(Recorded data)
------

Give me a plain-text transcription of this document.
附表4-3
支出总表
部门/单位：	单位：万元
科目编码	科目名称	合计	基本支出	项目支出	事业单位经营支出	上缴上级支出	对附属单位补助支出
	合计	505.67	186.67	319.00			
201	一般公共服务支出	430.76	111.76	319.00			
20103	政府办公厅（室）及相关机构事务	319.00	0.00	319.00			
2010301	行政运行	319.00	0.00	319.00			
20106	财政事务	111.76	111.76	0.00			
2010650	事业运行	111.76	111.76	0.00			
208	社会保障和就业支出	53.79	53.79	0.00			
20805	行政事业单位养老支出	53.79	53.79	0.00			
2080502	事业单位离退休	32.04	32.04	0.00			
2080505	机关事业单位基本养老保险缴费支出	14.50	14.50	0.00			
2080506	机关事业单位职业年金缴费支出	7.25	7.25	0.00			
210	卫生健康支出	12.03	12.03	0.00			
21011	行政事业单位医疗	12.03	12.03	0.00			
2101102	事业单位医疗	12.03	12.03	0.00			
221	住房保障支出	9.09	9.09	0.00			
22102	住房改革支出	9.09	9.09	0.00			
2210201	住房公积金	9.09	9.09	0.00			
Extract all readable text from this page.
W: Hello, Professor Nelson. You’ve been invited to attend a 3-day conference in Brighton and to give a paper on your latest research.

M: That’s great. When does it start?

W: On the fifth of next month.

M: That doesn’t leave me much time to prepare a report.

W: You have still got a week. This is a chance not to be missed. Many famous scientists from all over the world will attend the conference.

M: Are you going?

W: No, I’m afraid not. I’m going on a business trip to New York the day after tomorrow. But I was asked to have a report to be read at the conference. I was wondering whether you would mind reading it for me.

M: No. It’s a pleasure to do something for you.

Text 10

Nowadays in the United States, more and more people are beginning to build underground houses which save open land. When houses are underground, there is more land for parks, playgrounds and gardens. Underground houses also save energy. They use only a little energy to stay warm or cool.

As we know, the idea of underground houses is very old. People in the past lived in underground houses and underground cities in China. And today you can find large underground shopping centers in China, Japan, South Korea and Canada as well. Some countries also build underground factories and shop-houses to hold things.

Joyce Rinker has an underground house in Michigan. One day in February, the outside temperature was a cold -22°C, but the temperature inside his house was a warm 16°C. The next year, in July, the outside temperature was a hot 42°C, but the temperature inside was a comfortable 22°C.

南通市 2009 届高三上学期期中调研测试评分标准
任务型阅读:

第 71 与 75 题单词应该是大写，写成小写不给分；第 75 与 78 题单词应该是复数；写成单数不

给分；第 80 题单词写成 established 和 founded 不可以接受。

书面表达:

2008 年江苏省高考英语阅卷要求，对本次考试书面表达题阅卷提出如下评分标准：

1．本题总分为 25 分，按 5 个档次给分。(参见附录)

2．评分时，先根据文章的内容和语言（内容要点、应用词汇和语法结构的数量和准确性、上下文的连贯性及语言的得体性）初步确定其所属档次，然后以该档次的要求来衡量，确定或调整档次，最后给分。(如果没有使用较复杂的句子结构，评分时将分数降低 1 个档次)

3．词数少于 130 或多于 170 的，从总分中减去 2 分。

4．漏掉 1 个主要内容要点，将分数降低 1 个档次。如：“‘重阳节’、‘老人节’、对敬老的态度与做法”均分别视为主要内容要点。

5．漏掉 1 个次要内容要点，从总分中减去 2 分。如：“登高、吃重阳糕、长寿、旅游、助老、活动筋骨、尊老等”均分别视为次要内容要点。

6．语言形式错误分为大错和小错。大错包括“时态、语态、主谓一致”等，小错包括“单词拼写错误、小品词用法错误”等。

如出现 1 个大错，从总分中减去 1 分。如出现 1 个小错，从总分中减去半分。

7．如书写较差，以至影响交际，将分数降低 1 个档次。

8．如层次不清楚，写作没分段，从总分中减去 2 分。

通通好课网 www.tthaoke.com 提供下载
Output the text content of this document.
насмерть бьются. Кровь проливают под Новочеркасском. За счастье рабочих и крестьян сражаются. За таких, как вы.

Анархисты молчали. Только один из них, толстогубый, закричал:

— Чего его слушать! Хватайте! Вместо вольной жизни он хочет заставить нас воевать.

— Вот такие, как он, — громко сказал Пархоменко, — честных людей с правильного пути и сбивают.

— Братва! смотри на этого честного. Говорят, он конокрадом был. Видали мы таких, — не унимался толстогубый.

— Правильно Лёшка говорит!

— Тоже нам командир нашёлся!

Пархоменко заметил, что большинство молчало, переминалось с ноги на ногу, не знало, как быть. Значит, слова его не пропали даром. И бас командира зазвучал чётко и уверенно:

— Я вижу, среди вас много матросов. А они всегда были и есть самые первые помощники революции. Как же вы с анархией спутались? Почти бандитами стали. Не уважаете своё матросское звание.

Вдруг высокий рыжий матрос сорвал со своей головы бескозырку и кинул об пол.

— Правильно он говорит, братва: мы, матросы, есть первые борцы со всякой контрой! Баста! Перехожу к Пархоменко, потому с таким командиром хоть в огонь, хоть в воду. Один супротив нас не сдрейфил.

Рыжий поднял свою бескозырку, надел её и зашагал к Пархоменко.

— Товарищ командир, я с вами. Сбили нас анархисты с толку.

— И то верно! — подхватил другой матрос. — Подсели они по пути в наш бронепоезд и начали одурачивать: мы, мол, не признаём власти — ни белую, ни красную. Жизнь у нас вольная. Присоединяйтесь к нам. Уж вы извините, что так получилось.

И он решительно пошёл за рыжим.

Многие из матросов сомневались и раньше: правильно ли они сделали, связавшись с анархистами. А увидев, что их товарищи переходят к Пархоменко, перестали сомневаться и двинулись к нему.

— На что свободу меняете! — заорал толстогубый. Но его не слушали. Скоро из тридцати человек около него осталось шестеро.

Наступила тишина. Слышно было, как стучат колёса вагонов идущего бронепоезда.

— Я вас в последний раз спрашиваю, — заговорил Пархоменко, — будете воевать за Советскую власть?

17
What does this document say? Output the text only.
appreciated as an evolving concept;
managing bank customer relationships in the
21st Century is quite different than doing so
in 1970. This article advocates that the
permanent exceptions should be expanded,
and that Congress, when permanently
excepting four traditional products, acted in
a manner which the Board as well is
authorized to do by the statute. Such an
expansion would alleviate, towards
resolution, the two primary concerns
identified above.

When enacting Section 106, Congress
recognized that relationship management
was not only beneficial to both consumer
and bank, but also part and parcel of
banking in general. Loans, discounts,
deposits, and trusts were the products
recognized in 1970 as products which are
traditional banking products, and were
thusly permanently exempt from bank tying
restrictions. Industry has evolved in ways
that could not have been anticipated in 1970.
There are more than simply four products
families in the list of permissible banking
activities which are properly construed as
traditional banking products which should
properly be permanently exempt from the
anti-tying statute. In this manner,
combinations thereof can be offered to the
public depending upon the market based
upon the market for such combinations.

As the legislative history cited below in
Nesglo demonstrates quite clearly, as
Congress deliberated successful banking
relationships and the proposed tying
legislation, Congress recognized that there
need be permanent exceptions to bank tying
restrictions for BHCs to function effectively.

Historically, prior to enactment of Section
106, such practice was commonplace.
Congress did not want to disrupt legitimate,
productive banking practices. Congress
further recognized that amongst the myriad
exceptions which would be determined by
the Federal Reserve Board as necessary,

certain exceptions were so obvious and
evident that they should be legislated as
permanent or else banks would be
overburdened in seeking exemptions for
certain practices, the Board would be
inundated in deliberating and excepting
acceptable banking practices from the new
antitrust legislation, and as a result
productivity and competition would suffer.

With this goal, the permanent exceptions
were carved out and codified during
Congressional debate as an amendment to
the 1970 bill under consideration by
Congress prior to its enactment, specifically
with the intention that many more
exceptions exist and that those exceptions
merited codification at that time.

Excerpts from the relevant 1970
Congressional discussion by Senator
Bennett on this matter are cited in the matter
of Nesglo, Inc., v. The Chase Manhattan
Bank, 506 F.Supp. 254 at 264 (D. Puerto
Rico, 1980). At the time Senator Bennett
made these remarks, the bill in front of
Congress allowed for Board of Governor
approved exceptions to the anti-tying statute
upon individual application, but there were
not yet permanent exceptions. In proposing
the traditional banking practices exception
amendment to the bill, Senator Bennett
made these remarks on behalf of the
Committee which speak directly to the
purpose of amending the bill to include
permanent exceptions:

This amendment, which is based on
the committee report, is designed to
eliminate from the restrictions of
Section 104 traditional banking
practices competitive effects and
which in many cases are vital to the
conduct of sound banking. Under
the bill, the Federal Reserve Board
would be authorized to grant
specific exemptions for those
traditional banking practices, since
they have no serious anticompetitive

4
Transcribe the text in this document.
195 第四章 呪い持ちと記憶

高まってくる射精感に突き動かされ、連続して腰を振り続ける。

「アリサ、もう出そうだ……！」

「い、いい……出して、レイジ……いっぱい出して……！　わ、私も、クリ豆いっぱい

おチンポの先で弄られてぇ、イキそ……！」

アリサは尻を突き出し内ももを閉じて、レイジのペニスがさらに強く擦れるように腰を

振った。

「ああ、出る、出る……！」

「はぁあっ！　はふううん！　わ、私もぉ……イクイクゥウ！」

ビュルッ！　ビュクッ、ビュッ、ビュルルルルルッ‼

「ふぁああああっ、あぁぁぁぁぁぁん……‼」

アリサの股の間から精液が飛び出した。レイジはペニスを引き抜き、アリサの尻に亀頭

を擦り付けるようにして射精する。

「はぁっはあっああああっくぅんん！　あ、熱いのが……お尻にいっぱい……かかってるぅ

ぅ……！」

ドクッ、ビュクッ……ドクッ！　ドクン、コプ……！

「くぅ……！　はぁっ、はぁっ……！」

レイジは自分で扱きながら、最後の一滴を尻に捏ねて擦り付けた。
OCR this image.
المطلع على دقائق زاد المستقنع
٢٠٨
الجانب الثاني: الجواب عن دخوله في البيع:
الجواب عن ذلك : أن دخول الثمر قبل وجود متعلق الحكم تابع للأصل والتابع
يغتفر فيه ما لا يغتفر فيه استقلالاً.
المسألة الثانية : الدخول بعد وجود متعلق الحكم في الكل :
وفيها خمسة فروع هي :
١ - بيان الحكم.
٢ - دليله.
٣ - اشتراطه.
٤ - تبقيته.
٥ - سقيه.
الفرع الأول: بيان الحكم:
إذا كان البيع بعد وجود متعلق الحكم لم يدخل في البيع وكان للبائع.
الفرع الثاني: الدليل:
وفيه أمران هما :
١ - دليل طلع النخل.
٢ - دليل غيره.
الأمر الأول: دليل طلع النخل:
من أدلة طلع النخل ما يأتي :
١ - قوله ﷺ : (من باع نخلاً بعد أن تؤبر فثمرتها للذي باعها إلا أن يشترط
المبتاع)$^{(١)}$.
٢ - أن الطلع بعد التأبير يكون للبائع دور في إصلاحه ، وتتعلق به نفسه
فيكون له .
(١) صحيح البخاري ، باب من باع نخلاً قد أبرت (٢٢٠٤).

------

• WHAT TO WORK ON:
Among the lines of the material above, how many include the string "exemptions"? Report only that number.

• FINAL RESULT:
2